**Required work**
Take every line where the string "MCTDH" appears and copy it.

— START OF Material for this exercise —

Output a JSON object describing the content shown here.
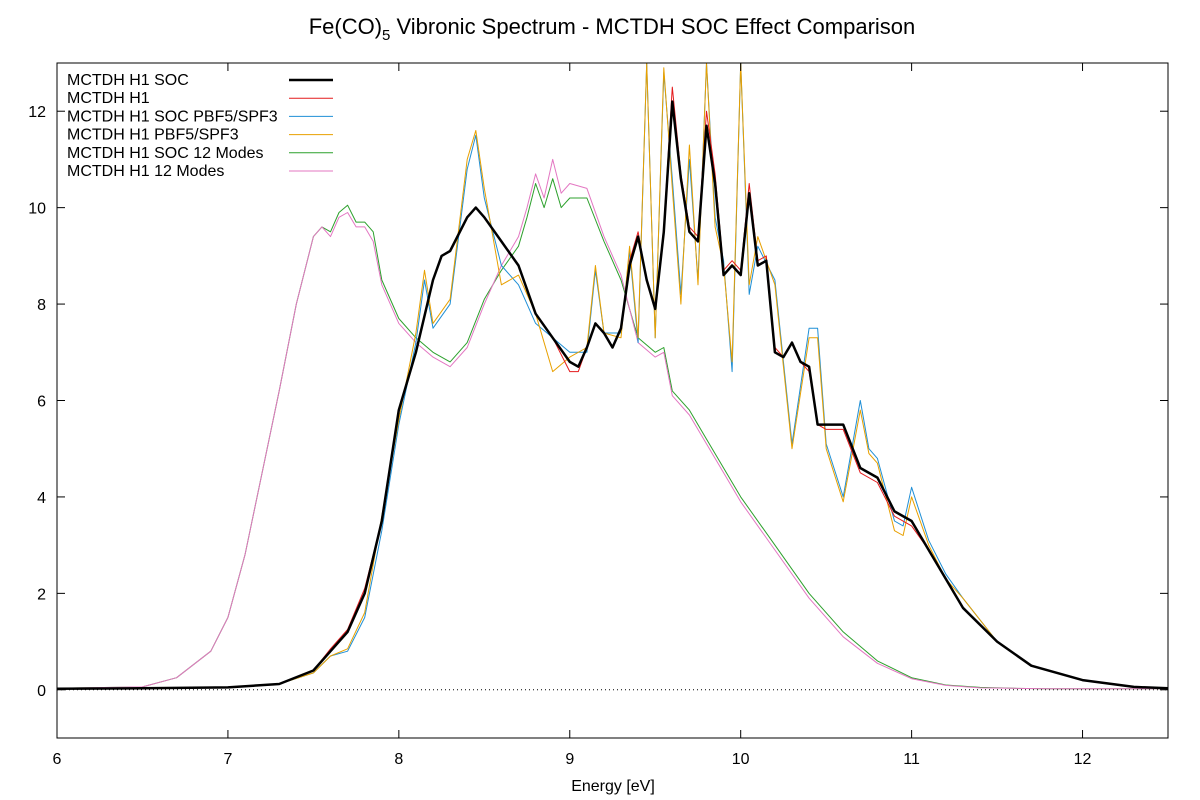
{
  "chart_data": {
    "type": "line",
    "title": "Fe(CO)",
    "title_sub": "5",
    "title_rest": " Vibronic Spectrum - MCTDH SOC Effect Comparison",
    "xlabel": "Energy [eV]",
    "ylabel": "",
    "xlim": [
      6,
      12.5
    ],
    "ylim": [
      -1,
      13
    ],
    "xticks": [
      6,
      7,
      8,
      9,
      10,
      11,
      12
    ],
    "yticks": [
      0,
      2,
      4,
      6,
      8,
      10,
      12
    ],
    "grid": false,
    "zero_line": true,
    "legend_position": "top-left",
    "series": [
      {
        "name": "MCTDH H1 SOC",
        "color": "#000000",
        "x": [
          6.0,
          6.5,
          7.0,
          7.3,
          7.5,
          7.6,
          7.7,
          7.8,
          7.9,
          8.0,
          8.1,
          8.2,
          8.25,
          8.3,
          8.4,
          8.45,
          8.5,
          8.6,
          8.7,
          8.8,
          8.9,
          9.0,
          9.05,
          9.1,
          9.15,
          9.2,
          9.25,
          9.3,
          9.35,
          9.4,
          9.45,
          9.5,
          9.55,
          9.6,
          9.65,
          9.7,
          9.75,
          9.8,
          9.85,
          9.9,
          9.95,
          10.0,
          10.05,
          10.1,
          10.15,
          10.2,
          10.25,
          10.3,
          10.35,
          10.4,
          10.45,
          10.5,
          10.6,
          10.7,
          10.8,
          10.9,
          11.0,
          11.1,
          11.2,
          11.3,
          11.5,
          11.7,
          12.0,
          12.3,
          12.5
        ],
        "y": [
          0.02,
          0.03,
          0.05,
          0.12,
          0.4,
          0.8,
          1.2,
          2.0,
          3.5,
          5.8,
          7.0,
          8.5,
          9.0,
          9.1,
          9.8,
          10.0,
          9.8,
          9.3,
          8.8,
          7.8,
          7.3,
          6.8,
          6.7,
          7.1,
          7.6,
          7.4,
          7.1,
          7.5,
          8.8,
          9.4,
          8.5,
          7.9,
          9.5,
          12.2,
          10.6,
          9.5,
          9.3,
          11.7,
          10.5,
          8.6,
          8.8,
          8.6,
          10.3,
          8.8,
          8.9,
          7.0,
          6.9,
          7.2,
          6.8,
          6.7,
          5.5,
          5.5,
          5.5,
          4.6,
          4.4,
          3.7,
          3.5,
          2.9,
          2.3,
          1.7,
          1.0,
          0.5,
          0.2,
          0.06,
          0.03
        ]
      },
      {
        "name": "MCTDH H1",
        "color": "#e41a1c",
        "x": [
          6.0,
          6.5,
          7.0,
          7.3,
          7.5,
          7.6,
          7.7,
          7.8,
          7.9,
          8.0,
          8.1,
          8.2,
          8.25,
          8.3,
          8.4,
          8.45,
          8.5,
          8.6,
          8.7,
          8.8,
          8.9,
          9.0,
          9.05,
          9.1,
          9.15,
          9.2,
          9.25,
          9.3,
          9.35,
          9.4,
          9.45,
          9.5,
          9.55,
          9.6,
          9.65,
          9.7,
          9.75,
          9.8,
          9.85,
          9.9,
          9.95,
          10.0,
          10.05,
          10.1,
          10.15,
          10.2,
          10.25,
          10.3,
          10.35,
          10.4,
          10.45,
          10.5,
          10.6,
          10.7,
          10.8,
          10.9,
          11.0,
          11.1,
          11.2,
          11.3,
          11.5,
          11.7,
          12.0,
          12.3,
          12.5
        ],
        "y": [
          0.02,
          0.03,
          0.05,
          0.12,
          0.4,
          0.85,
          1.25,
          2.1,
          3.5,
          5.8,
          7.0,
          8.5,
          9.0,
          9.1,
          9.8,
          10.0,
          9.8,
          9.3,
          8.8,
          7.8,
          7.3,
          6.6,
          6.6,
          7.1,
          7.6,
          7.4,
          7.1,
          7.5,
          8.9,
          9.5,
          8.5,
          7.9,
          9.6,
          12.5,
          10.7,
          9.6,
          9.4,
          12.0,
          10.7,
          8.7,
          8.9,
          8.7,
          10.5,
          8.9,
          9.0,
          7.1,
          6.9,
          7.2,
          6.8,
          6.6,
          5.5,
          5.4,
          5.4,
          4.5,
          4.3,
          3.6,
          3.4,
          2.9,
          2.3,
          1.7,
          1.0,
          0.5,
          0.2,
          0.06,
          0.03
        ]
      },
      {
        "name": "MCTDH H1 SOC PBF5/SPF3",
        "color": "#1f8fd6",
        "x": [
          6.0,
          6.5,
          7.0,
          7.3,
          7.5,
          7.6,
          7.7,
          7.8,
          7.9,
          8.0,
          8.1,
          8.15,
          8.2,
          8.3,
          8.4,
          8.45,
          8.5,
          8.6,
          8.7,
          8.8,
          8.9,
          9.0,
          9.1,
          9.15,
          9.2,
          9.3,
          9.35,
          9.4,
          9.45,
          9.5,
          9.55,
          9.6,
          9.65,
          9.7,
          9.75,
          9.8,
          9.85,
          9.9,
          9.95,
          10.0,
          10.05,
          10.1,
          10.2,
          10.3,
          10.4,
          10.45,
          10.5,
          10.6,
          10.7,
          10.75,
          10.8,
          10.9,
          10.95,
          11.0,
          11.1,
          11.2,
          11.3,
          11.5,
          11.7,
          12.0,
          12.3,
          12.5
        ],
        "y": [
          0.02,
          0.03,
          0.05,
          0.12,
          0.35,
          0.7,
          0.8,
          1.5,
          3.3,
          5.5,
          7.2,
          8.5,
          7.5,
          8.0,
          10.8,
          11.5,
          10.2,
          8.8,
          8.4,
          7.6,
          7.3,
          7.0,
          7.0,
          8.7,
          7.4,
          7.4,
          9.1,
          7.2,
          13.0,
          7.3,
          12.8,
          10.6,
          8.2,
          11.0,
          8.5,
          13.0,
          9.8,
          8.9,
          6.6,
          13.0,
          8.2,
          9.2,
          8.5,
          5.1,
          7.5,
          7.5,
          5.1,
          4.0,
          6.0,
          5.0,
          4.8,
          3.5,
          3.4,
          4.2,
          3.1,
          2.4,
          1.9,
          1.0,
          0.5,
          0.2,
          0.06,
          0.03
        ]
      },
      {
        "name": "MCTDH H1 PBF5/SPF3",
        "color": "#e8a000",
        "x": [
          6.0,
          6.5,
          7.0,
          7.3,
          7.5,
          7.6,
          7.7,
          7.8,
          7.9,
          8.0,
          8.1,
          8.15,
          8.2,
          8.3,
          8.4,
          8.45,
          8.5,
          8.6,
          8.7,
          8.8,
          8.9,
          9.0,
          9.1,
          9.15,
          9.2,
          9.3,
          9.35,
          9.4,
          9.45,
          9.5,
          9.55,
          9.6,
          9.65,
          9.7,
          9.75,
          9.8,
          9.85,
          9.9,
          9.95,
          10.0,
          10.05,
          10.1,
          10.2,
          10.3,
          10.4,
          10.45,
          10.5,
          10.6,
          10.7,
          10.75,
          10.8,
          10.9,
          10.95,
          11.0,
          11.1,
          11.2,
          11.3,
          11.5,
          11.7,
          12.0,
          12.3,
          12.5
        ],
        "y": [
          0.02,
          0.03,
          0.05,
          0.12,
          0.35,
          0.7,
          0.85,
          1.6,
          3.6,
          5.6,
          7.4,
          8.7,
          7.6,
          8.1,
          11.0,
          11.6,
          10.4,
          8.4,
          8.6,
          7.8,
          6.6,
          6.9,
          7.1,
          8.8,
          7.4,
          7.3,
          9.2,
          7.3,
          13.0,
          7.3,
          12.9,
          10.4,
          8.0,
          11.3,
          8.4,
          13.0,
          9.6,
          8.8,
          6.8,
          13.0,
          8.4,
          9.4,
          8.4,
          5.0,
          7.3,
          7.3,
          5.0,
          3.9,
          5.8,
          4.9,
          4.7,
          3.3,
          3.2,
          4.0,
          3.0,
          2.3,
          1.9,
          1.0,
          0.5,
          0.2,
          0.06,
          0.03
        ]
      },
      {
        "name": "MCTDH H1 SOC 12 Modes",
        "color": "#2ca02c",
        "x": [
          6.0,
          6.5,
          6.7,
          6.9,
          7.0,
          7.1,
          7.2,
          7.3,
          7.4,
          7.5,
          7.55,
          7.6,
          7.65,
          7.7,
          7.75,
          7.8,
          7.85,
          7.9,
          8.0,
          8.1,
          8.2,
          8.3,
          8.4,
          8.5,
          8.6,
          8.7,
          8.75,
          8.8,
          8.85,
          8.9,
          8.95,
          9.0,
          9.1,
          9.2,
          9.3,
          9.4,
          9.5,
          9.55,
          9.6,
          9.7,
          9.8,
          9.9,
          10.0,
          10.2,
          10.4,
          10.6,
          10.8,
          11.0,
          11.2,
          11.4,
          11.6,
          11.8,
          12.0,
          12.5
        ],
        "y": [
          0.03,
          0.06,
          0.25,
          0.8,
          1.5,
          2.8,
          4.5,
          6.2,
          8.0,
          9.4,
          9.6,
          9.5,
          9.9,
          10.05,
          9.7,
          9.7,
          9.5,
          8.5,
          7.7,
          7.3,
          7.0,
          6.8,
          7.2,
          8.1,
          8.7,
          9.2,
          9.8,
          10.5,
          10.0,
          10.6,
          10.0,
          10.2,
          10.2,
          9.3,
          8.5,
          7.3,
          7.0,
          7.1,
          6.2,
          5.8,
          5.2,
          4.6,
          4.0,
          3.0,
          2.0,
          1.2,
          0.6,
          0.25,
          0.1,
          0.05,
          0.03,
          0.02,
          0.02,
          0.02
        ]
      },
      {
        "name": "MCTDH H1 12 Modes",
        "color": "#e377c2",
        "x": [
          6.0,
          6.5,
          6.7,
          6.9,
          7.0,
          7.1,
          7.2,
          7.3,
          7.4,
          7.5,
          7.55,
          7.6,
          7.65,
          7.7,
          7.75,
          7.8,
          7.85,
          7.9,
          8.0,
          8.1,
          8.2,
          8.3,
          8.4,
          8.5,
          8.6,
          8.7,
          8.75,
          8.8,
          8.85,
          8.9,
          8.95,
          9.0,
          9.1,
          9.2,
          9.3,
          9.4,
          9.5,
          9.55,
          9.6,
          9.7,
          9.8,
          9.9,
          10.0,
          10.2,
          10.4,
          10.6,
          10.8,
          11.0,
          11.2,
          11.4,
          11.6,
          11.8,
          12.0,
          12.5
        ],
        "y": [
          0.03,
          0.06,
          0.25,
          0.8,
          1.5,
          2.8,
          4.5,
          6.2,
          8.0,
          9.4,
          9.6,
          9.4,
          9.8,
          9.9,
          9.6,
          9.6,
          9.3,
          8.4,
          7.6,
          7.2,
          6.9,
          6.7,
          7.1,
          8.0,
          8.8,
          9.4,
          10.0,
          10.7,
          10.2,
          11.0,
          10.3,
          10.5,
          10.4,
          9.4,
          8.6,
          7.2,
          6.9,
          7.0,
          6.1,
          5.7,
          5.1,
          4.5,
          3.9,
          2.9,
          1.9,
          1.1,
          0.55,
          0.23,
          0.09,
          0.04,
          0.03,
          0.02,
          0.02,
          0.02
        ]
      }
    ]
  }
}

— END OF Material for this exercise —

**Output of the exercise**
    "title_rest": " Vibronic Spectrum - MCTDH SOC Effect Comparison",
        "name": "MCTDH H1 SOC",
        "name": "MCTDH H1",
        "name": "MCTDH H1 SOC PBF5/SPF3",
        "name": "MCTDH H1 PBF5/SPF3",
        "name": "MCTDH H1 SOC 12 Modes",
        "name": "MCTDH H1 12 Modes",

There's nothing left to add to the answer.